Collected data
▶

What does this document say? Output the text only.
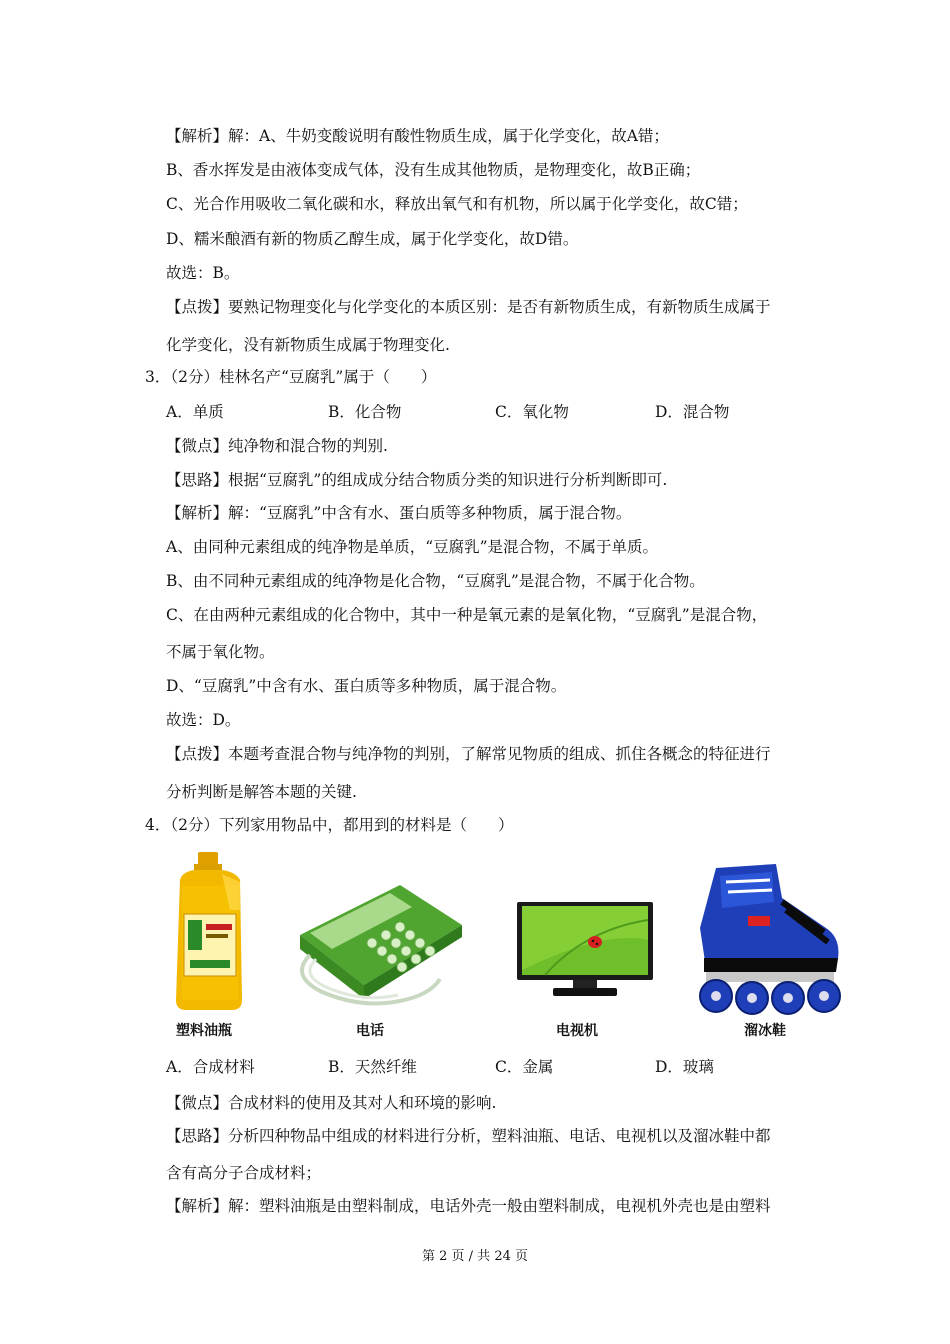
【解析】解：A、牛奶变酸说明有酸性物质生成，属于化学变化，故A错；
B、香水挥发是由液体变成气体，没有生成其他物质，是物理变化，故B正确；
C、光合作用吸收二氧化碳和水，释放出氧气和有机物，所以属于化学变化，故C错；
D、糯米酿酒有新的物质乙醇生成，属于化学变化，故D错。
故选：B。
【点拨】要熟记物理变化与化学变化的本质区别：是否有新物质生成，有新物质生成属于
化学变化，没有新物质生成属于物理变化.
3．（2分）桂林名产“豆腐乳”属于（　　）
A．单质	B．化合物	C．氧化物	D．混合物
【微点】纯净物和混合物的判别.
【思路】根据“豆腐乳”的组成成分结合物质分类的知识进行分析判断即可.
【解析】解：“豆腐乳”中含有水、蛋白质等多种物质，属于混合物。
A、由同种元素组成的纯净物是单质，“豆腐乳”是混合物，不属于单质。
B、由不同种元素组成的纯净物是化合物，“豆腐乳”是混合物，不属于化合物。
C、在由两种元素组成的化合物中，其中一种是氧元素的是氧化物，“豆腐乳”是混合物，
不属于氧化物。
D、“豆腐乳”中含有水、蛋白质等多种物质，属于混合物。
故选：D。
【点拨】本题考查混合物与纯净物的判别，了解常见物质的组成、抓住各概念的特征进行
分析判断是解答本题的关键.
4．（2分）下列家用物品中，都用到的材料是（　　）
塑料油瓶	电话	电视机	溜冰鞋
A．合成材料	B．天然纤维	C．金属	D．玻璃
【微点】合成材料的使用及其对人和环境的影响.
【思路】分析四种物品中组成的材料进行分析，塑料油瓶、电话、电视机以及溜冰鞋中都
含有高分子合成材料；
【解析】解：塑料油瓶是由塑料制成，电话外壳一般由塑料制成，电视机外壳也是由塑料
第 2 页 / 共 24 页
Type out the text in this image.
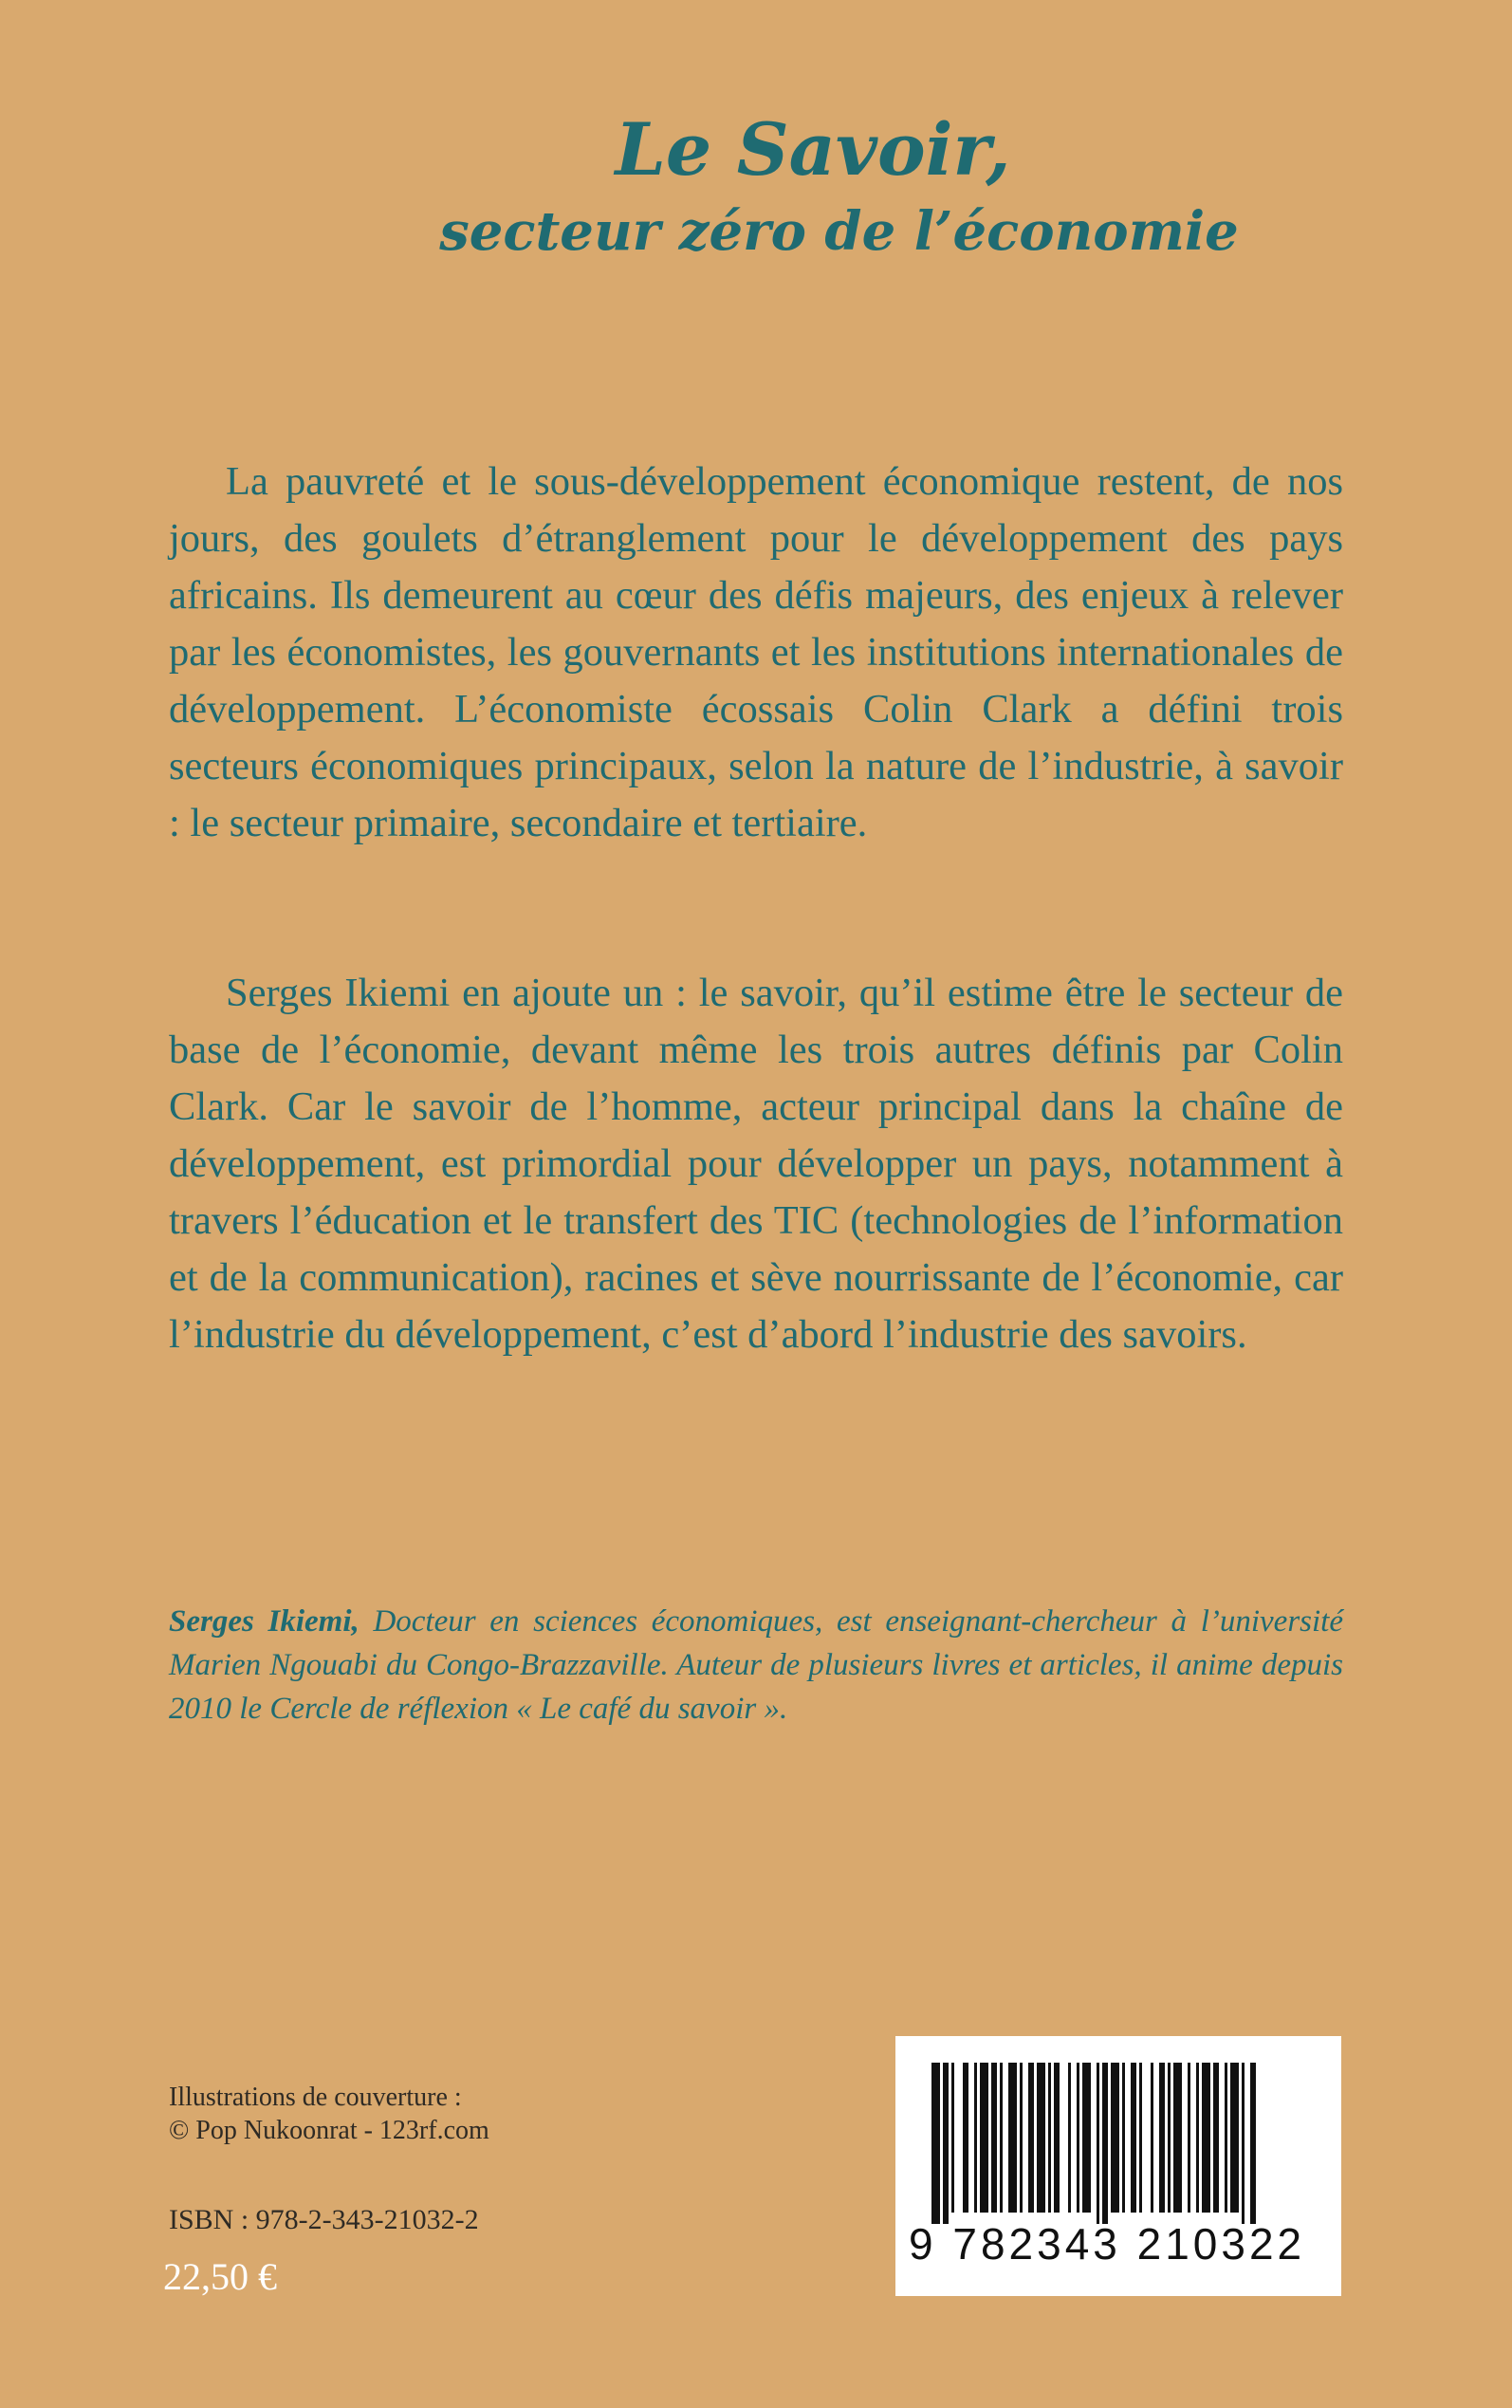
Le Savoir,
secteur zéro de l’économie

La pauvreté et le sous-développement économique restent, de nos jours, des goulets d’étranglement pour le développement des pays africains. Ils demeurent au cœur des défis majeurs, des enjeux à relever par les économistes, les gouvernants et les institutions internationales de développement. L’économiste écossais Colin Clark a défini trois secteurs économiques principaux, selon la nature de l’industrie, à savoir : le secteur primaire, secondaire et tertiaire.

Serges Ikiemi en ajoute un : le savoir, qu’il estime être le secteur de base de l’économie, devant même les trois autres définis par Colin Clark. Car le savoir de l’homme, acteur principal dans la chaîne de développement, est primordial pour développer un pays, notamment à travers l’éducation et le transfert des TIC (technologies de l’information et de la communication), racines et sève nourrissante de l’économie, car l’industrie du développement, c’est d’abord l’industrie des savoirs.

Serges Ikiemi, Docteur en sciences économiques, est enseignant-chercheur à l’université Marien Ngouabi du Congo-Brazzaville. Auteur de plusieurs livres et articles, il anime depuis 2010 le Cercle de réflexion « Le café du savoir ».

Illustrations de couverture :
© Pop Nukoonrat - 123rf.com
ISBN : 978-2-343-21032-2
22,50 €
9 782343 210322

◀

■ What is required ■
Filter the listing for the word "属于混合物" and copy every line that holds it.

■ Solution to this exercise ■
【解析】解：“豆腐乳”中含有水、蛋白质等多种物质，属于混合物。
D、“豆腐乳”中含有水、蛋白质等多种物质，属于混合物。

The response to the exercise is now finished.